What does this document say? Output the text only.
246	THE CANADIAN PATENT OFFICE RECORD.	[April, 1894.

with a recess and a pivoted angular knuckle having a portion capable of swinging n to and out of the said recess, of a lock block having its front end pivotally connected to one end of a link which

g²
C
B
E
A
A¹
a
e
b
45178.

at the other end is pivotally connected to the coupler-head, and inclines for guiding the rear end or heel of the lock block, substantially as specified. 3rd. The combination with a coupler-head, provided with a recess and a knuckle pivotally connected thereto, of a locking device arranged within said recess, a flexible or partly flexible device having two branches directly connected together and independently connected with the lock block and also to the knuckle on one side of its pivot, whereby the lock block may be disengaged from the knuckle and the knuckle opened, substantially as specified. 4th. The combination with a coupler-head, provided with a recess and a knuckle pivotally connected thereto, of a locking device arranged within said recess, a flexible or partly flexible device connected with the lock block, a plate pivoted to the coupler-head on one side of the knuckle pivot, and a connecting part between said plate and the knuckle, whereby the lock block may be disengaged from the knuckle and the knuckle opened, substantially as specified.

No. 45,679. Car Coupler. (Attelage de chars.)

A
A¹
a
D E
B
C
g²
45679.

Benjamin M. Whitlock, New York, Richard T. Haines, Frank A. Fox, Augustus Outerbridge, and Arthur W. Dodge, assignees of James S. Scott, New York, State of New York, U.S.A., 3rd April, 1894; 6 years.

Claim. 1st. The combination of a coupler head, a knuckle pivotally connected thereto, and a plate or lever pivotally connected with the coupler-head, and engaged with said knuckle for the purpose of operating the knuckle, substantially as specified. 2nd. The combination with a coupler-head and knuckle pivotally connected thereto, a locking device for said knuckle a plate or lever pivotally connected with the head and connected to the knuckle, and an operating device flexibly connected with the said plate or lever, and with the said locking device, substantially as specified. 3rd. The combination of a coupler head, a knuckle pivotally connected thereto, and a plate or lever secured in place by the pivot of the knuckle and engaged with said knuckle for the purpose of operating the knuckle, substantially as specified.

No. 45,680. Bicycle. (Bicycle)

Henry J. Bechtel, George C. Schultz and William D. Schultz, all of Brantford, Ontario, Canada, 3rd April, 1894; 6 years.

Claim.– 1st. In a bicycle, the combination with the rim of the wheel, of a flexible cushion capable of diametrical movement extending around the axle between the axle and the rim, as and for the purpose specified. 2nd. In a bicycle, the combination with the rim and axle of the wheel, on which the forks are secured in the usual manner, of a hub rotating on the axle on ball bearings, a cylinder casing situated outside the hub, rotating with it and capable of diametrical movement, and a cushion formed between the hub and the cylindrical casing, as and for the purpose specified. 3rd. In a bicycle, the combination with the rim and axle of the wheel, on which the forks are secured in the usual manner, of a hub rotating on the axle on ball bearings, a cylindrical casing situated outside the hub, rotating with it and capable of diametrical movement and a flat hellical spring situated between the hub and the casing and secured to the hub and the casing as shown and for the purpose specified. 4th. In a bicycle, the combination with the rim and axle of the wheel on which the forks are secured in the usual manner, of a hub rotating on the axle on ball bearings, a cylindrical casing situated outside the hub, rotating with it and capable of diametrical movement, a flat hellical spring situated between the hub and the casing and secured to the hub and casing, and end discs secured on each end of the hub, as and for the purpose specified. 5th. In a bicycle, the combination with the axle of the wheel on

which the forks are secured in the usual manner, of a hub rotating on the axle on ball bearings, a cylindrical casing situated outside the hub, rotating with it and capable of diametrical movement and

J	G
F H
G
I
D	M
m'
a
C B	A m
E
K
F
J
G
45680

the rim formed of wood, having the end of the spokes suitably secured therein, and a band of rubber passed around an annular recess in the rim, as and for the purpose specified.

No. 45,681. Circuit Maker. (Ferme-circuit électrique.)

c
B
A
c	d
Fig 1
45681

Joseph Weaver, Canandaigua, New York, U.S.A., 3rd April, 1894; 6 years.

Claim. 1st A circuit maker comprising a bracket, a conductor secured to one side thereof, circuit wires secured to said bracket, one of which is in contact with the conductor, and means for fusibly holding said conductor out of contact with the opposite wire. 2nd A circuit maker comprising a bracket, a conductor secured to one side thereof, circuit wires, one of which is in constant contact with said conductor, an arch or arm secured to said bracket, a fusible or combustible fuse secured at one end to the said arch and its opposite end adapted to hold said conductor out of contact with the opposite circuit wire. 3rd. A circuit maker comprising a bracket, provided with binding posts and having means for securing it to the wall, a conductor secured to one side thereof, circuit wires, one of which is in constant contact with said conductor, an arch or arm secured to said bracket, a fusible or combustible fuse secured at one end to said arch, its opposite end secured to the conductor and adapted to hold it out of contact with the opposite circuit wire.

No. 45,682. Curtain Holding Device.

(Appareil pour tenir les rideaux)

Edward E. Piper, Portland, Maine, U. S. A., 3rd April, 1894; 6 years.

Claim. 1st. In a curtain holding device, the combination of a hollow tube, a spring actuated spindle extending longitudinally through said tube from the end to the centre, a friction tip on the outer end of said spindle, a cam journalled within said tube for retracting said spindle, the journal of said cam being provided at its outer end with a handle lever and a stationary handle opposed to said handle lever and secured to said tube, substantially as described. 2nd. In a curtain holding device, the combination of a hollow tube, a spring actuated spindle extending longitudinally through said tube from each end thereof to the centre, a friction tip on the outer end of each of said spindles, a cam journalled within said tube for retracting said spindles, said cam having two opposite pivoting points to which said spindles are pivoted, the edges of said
■ ■ ■
● **Goal of the exercise**
Exactly reproduce every line found in the records.

● **Output for this task**
What does this document say? Output the text only.
246	THE CANADIAN PATENT OFFICE RECORD.	[April, 1894.

with a recess and a pivoted angular knuckle having a portion capable of swinging n to and out of the said recess, of a lock block having its front end pivotally connected to one end of a link which

g²
C
B
E
A
A¹
a
e
b
45178.

at the other end is pivotally connected to the coupler-head, and inclines for guiding the rear end or heel of the lock block, substantially as specified. 3rd. The combination with a coupler-head, provided with a recess and a knuckle pivotally connected thereto, of a locking device arranged within said recess, a flexible or partly flexible device having two branches directly connected together and independently connected with the lock block and also to the knuckle on one side of its pivot, whereby the lock block may be disengaged from the knuckle and the knuckle opened, substantially as specified. 4th. The combination with a coupler-head, provided with a recess and a knuckle pivotally connected thereto, of a locking device arranged within said recess, a flexible or partly flexible device connected with the lock block, a plate pivoted to the coupler-head on one side of the knuckle pivot, and a connecting part between said plate and the knuckle, whereby the lock block may be disengaged from the knuckle and the knuckle opened, substantially as specified.

No. 45,679. Car Coupler. (Attelage de chars.)

A
A¹
a
D E
B
C
g²
45679.

Benjamin M. Whitlock, New York, Richard T. Haines, Frank A. Fox, Augustus Outerbridge, and Arthur W. Dodge, assignees of James S. Scott, New York, State of New York, U.S.A., 3rd April, 1894; 6 years.

Claim. 1st. The combination of a coupler head, a knuckle pivotally connected thereto, and a plate or lever pivotally connected with the coupler-head, and engaged with said knuckle for the purpose of operating the knuckle, substantially as specified. 2nd. The combination with a coupler-head and knuckle pivotally connected thereto, a locking device for said knuckle a plate or lever pivotally connected with the head and connected to the knuckle, and an operating device flexibly connected with the said plate or lever, and with the said locking device, substantially as specified. 3rd. The combination of a coupler head, a knuckle pivotally connected thereto, and a plate or lever secured in place by the pivot of the knuckle and engaged with said knuckle for the purpose of operating the knuckle, substantially as specified.

No. 45,680. Bicycle. (Bicycle)

Henry J. Bechtel, George C. Schultz and William D. Schultz, all of Brantford, Ontario, Canada, 3rd April, 1894; 6 years.

Claim.– 1st. In a bicycle, the combination with the rim of the wheel, of a flexible cushion capable of diametrical movement extending around the axle between the axle and the rim, as and for the purpose specified. 2nd. In a bicycle, the combination with the rim and axle of the wheel, on which the forks are secured in the usual manner, of a hub rotating on the axle on ball bearings, a cylinder casing situated outside the hub, rotating with it and capable of diametrical movement, and a cushion formed between the hub and the cylindrical casing, as and for the purpose specified. 3rd. In a bicycle, the combination with the rim and axle of the wheel, on which the forks are secured in the usual manner, of a hub rotating on the axle on ball bearings, a cylindrical casing situated outside the hub, rotating with it and capable of diametrical movement and a flat hellical spring situated between the hub and the casing and secured to the hub and the casing as shown and for the purpose specified. 4th. In a bicycle, the combination with the rim and axle of the wheel on which the forks are secured in the usual manner, of a hub rotating on the axle on ball bearings, a cylindrical casing situated outside the hub, rotating with it and capable of diametrical movement, a flat hellical spring situated between the hub and the casing and secured to the hub and casing, and end discs secured on each end of the hub, as and for the purpose specified. 5th. In a bicycle, the combination with the axle of the wheel on

which the forks are secured in the usual manner, of a hub rotating on the axle on ball bearings, a cylindrical casing situated outside the hub, rotating with it and capable of diametrical movement and

J	G
F H
G
I
D	M
m'
a
C B	A m
E
K
F
J
G
45680

the rim formed of wood, having the end of the spokes suitably secured therein, and a band of rubber passed around an annular recess in the rim, as and for the purpose specified.

No. 45,681. Circuit Maker. (Ferme-circuit électrique.)

c
B
A
c	d
Fig 1
45681

Joseph Weaver, Canandaigua, New York, U.S.A., 3rd April, 1894; 6 years.

Claim. 1st A circuit maker comprising a bracket, a conductor secured to one side thereof, circuit wires secured to said bracket, one of which is in contact with the conductor, and means for fusibly holding said conductor out of contact with the opposite wire. 2nd A circuit maker comprising a bracket, a conductor secured to one side thereof, circuit wires, one of which is in constant contact with said conductor, an arch or arm secured to said bracket, a fusible or combustible fuse secured at one end to the said arch and its opposite end adapted to hold said conductor out of contact with the opposite circuit wire. 3rd. A circuit maker comprising a bracket, provided with binding posts and having means for securing it to the wall, a conductor secured to one side thereof, circuit wires, one of which is in constant contact with said conductor, an arch or arm secured to said bracket, a fusible or combustible fuse secured at one end to said arch, its opposite end secured to the conductor and adapted to hold it out of contact with the opposite circuit wire.

No. 45,682. Curtain Holding Device.

(Appareil pour tenir les rideaux)

Edward E. Piper, Portland, Maine, U. S. A., 3rd April, 1894; 6 years.

Claim. 1st. In a curtain holding device, the combination of a hollow tube, a spring actuated spindle extending longitudinally through said tube from the end to the centre, a friction tip on the outer end of said spindle, a cam journalled within said tube for retracting said spindle, the journal of said cam being provided at its outer end with a handle lever and a stationary handle opposed to said handle lever and secured to said tube, substantially as described. 2nd. In a curtain holding device, the combination of a hollow tube, a spring actuated spindle extending longitudinally through said tube from each end thereof to the centre, a friction tip on the outer end of each of said spindles, a cam journalled within said tube for retracting said spindles, said cam having two opposite pivoting points to which said spindles are pivoted, the edges of said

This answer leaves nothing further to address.